◆ What is required:
From the entries that follow, list every line in which the string "document" appears.

◆ Exercise inputs:
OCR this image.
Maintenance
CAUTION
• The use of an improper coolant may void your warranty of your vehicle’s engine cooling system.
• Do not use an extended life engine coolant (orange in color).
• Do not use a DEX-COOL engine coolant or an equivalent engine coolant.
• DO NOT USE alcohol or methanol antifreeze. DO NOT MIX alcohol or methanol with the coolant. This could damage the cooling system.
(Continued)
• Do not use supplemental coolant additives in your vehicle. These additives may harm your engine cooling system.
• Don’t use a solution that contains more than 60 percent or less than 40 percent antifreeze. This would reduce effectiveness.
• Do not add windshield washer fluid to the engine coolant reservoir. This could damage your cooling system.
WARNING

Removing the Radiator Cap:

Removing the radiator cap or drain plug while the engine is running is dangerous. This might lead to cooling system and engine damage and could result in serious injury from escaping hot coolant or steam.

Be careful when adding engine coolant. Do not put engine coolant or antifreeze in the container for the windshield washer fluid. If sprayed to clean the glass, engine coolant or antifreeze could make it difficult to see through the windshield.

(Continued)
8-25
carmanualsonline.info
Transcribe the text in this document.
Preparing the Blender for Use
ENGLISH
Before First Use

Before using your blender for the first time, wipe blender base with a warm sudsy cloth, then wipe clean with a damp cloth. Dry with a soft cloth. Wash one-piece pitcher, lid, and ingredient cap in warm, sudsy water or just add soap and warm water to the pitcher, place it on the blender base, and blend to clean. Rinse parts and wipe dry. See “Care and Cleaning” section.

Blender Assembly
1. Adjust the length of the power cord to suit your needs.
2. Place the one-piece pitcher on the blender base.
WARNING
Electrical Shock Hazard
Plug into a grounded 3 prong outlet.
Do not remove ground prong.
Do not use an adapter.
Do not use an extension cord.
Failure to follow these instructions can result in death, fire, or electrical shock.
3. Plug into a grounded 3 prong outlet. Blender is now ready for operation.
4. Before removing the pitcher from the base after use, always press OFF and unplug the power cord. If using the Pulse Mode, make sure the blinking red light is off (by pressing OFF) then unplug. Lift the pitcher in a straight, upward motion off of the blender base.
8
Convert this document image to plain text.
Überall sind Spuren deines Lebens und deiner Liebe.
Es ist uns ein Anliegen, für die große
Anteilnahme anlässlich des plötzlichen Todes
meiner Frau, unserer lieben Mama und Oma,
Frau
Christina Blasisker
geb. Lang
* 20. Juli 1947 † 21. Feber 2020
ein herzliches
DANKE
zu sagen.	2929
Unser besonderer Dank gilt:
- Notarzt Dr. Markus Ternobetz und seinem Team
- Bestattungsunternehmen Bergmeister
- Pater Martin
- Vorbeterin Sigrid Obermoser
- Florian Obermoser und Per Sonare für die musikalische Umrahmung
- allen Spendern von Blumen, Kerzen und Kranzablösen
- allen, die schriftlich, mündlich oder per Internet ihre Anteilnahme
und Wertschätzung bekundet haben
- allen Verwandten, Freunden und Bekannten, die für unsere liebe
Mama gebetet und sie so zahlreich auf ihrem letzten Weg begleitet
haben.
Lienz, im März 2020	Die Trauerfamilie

◆ Answer for this exercise:
Transcribe the text in this document.
Convert this document image to plain text.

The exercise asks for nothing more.